• [Task requirements]:
For the data that follows, report how many lines contain the word "phòng", and nothing else.
((
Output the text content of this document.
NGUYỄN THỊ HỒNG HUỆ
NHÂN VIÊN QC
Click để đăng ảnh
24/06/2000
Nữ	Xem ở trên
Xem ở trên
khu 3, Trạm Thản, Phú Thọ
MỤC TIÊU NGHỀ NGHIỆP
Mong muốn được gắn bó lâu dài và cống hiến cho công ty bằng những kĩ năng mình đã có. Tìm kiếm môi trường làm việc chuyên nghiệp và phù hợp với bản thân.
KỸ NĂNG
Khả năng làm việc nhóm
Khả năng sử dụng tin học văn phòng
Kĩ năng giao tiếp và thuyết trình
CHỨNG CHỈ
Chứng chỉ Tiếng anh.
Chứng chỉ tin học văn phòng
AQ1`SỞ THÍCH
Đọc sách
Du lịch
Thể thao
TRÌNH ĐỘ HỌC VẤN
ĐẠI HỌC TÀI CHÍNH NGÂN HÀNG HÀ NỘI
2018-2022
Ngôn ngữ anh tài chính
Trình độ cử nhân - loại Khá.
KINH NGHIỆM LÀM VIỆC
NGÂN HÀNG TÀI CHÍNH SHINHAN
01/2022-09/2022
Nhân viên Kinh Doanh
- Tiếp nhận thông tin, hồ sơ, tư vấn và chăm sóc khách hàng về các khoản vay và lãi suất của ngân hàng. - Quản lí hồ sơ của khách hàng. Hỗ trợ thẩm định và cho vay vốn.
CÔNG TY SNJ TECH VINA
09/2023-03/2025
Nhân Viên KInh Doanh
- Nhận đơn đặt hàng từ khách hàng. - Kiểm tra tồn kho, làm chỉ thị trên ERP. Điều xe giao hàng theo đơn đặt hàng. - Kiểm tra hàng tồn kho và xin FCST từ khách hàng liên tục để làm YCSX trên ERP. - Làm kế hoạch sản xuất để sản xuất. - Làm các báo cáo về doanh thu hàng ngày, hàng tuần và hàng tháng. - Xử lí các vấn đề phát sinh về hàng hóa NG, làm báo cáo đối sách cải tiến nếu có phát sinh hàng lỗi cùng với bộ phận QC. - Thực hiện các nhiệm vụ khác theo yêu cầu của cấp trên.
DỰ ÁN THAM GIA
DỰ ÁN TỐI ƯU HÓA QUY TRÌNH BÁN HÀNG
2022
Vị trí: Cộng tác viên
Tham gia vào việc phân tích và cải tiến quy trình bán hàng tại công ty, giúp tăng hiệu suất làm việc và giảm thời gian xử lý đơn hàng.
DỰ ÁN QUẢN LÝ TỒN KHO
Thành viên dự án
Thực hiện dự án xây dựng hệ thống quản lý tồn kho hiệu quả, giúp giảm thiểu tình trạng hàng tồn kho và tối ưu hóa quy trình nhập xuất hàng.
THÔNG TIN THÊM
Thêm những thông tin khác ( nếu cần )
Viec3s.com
))
• [Task response]:
2